**What you are asked to do:** How many lines in this material include the string "담당의사"? Answer with the number and nothing further.
^^^^
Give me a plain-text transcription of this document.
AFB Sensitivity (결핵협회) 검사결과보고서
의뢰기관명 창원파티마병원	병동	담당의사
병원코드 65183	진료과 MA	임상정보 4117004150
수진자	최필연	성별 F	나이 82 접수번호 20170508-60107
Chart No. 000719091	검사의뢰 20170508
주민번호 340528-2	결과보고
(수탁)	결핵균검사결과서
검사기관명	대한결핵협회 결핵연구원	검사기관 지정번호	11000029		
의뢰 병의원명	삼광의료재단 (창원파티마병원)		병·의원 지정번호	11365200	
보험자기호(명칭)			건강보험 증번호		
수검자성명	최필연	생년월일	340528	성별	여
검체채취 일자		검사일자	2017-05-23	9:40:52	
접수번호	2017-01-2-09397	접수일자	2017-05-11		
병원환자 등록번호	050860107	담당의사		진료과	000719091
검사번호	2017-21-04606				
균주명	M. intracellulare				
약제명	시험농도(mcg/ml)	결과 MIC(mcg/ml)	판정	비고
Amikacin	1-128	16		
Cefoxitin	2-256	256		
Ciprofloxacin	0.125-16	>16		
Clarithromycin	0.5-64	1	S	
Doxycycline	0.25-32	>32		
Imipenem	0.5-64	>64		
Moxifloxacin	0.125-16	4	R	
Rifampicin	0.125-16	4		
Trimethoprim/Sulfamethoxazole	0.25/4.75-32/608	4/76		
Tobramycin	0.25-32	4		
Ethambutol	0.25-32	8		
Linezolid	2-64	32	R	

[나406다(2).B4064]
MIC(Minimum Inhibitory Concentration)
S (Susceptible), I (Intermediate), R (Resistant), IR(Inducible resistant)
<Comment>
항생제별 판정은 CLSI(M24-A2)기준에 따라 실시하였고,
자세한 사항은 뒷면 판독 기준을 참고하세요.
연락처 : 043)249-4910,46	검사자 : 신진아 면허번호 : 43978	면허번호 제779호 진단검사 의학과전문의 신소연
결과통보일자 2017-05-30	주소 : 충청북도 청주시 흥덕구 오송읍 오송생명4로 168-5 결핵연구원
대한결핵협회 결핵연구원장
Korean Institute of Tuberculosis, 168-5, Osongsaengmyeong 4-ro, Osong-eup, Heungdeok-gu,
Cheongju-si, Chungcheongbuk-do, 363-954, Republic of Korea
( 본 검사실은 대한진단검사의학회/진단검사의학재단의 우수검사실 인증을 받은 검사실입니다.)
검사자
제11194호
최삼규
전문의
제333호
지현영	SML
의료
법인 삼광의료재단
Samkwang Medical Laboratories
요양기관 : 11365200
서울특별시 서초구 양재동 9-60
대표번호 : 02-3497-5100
^^^^
**Complete output:** 2